## BEGIN Data in this exercise

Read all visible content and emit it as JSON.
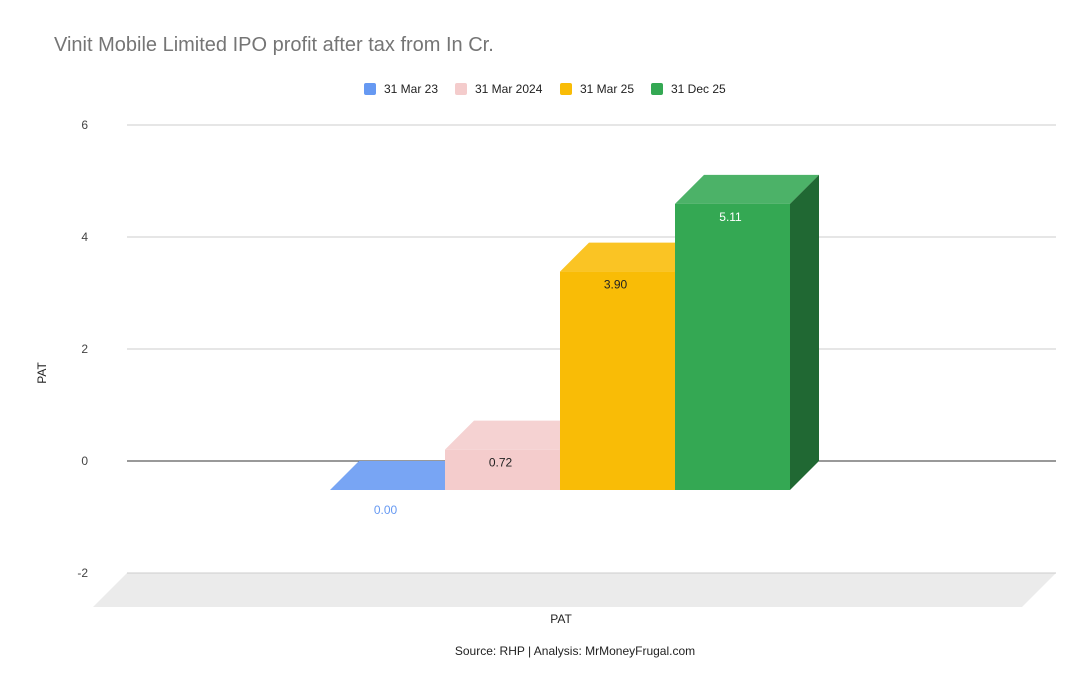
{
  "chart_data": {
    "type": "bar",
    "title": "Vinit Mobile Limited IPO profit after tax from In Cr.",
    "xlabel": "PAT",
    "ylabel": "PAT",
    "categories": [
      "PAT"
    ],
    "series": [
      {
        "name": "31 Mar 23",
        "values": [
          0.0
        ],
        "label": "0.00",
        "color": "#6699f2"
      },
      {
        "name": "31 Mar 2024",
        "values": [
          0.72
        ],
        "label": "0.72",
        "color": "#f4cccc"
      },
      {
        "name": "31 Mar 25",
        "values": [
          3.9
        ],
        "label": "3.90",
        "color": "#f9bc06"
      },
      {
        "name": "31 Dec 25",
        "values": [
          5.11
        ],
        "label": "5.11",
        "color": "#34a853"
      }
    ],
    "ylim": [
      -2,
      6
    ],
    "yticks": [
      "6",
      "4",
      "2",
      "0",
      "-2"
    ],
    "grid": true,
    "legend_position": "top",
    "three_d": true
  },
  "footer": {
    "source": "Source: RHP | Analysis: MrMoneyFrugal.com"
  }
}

## END Data in this exercise
## BEGIN Data in this exercise

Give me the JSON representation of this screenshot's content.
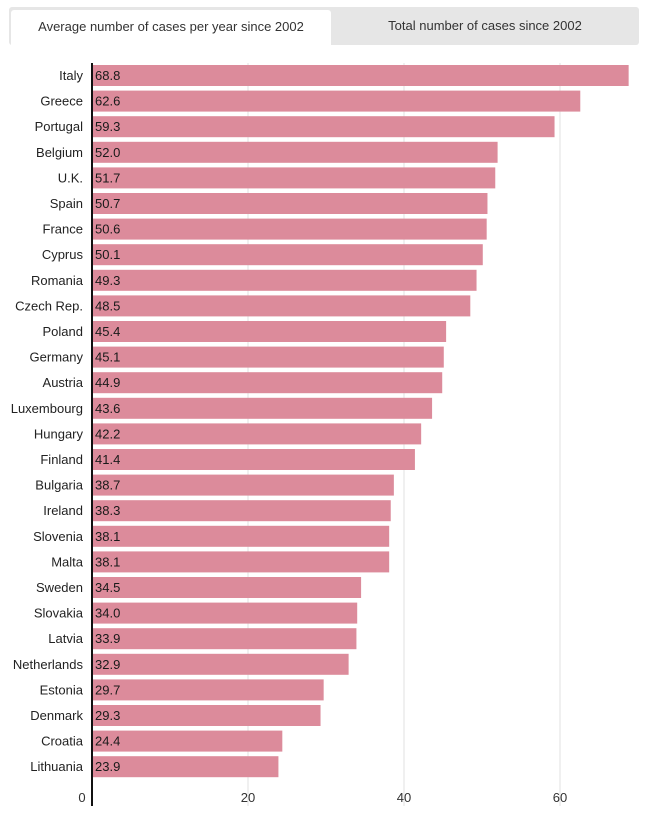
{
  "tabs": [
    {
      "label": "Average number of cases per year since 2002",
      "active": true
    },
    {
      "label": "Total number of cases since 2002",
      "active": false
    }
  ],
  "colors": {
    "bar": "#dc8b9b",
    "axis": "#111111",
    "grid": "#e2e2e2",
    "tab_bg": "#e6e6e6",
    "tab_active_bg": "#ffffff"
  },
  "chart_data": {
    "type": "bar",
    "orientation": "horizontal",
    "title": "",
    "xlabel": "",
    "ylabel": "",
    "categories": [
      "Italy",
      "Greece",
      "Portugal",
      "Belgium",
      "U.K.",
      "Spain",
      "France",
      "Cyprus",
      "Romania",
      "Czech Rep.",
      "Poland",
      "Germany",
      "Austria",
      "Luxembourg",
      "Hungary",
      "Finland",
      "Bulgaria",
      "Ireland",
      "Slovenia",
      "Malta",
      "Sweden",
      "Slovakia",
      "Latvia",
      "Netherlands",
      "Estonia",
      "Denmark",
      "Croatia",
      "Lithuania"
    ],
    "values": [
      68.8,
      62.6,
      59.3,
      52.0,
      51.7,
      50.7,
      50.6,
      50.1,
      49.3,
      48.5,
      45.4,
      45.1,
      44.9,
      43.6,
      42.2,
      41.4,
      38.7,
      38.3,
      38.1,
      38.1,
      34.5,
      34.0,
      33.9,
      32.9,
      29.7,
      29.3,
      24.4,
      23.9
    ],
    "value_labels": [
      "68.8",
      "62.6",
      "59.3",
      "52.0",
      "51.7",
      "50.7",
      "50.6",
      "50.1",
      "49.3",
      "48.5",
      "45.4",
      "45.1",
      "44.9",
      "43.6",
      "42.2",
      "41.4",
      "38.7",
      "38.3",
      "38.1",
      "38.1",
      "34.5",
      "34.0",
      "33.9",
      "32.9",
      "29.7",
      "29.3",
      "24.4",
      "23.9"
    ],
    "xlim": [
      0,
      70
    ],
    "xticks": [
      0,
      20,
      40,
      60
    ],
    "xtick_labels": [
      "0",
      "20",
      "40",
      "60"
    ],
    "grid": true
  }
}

## END Data in this exercise

**What you should do:** Scan the listing above. Gather each line that contains the word "cases".

**Exercise answer:**
      "label": "Average number of cases per year since 2002",
      "label": "Total number of cases since 2002",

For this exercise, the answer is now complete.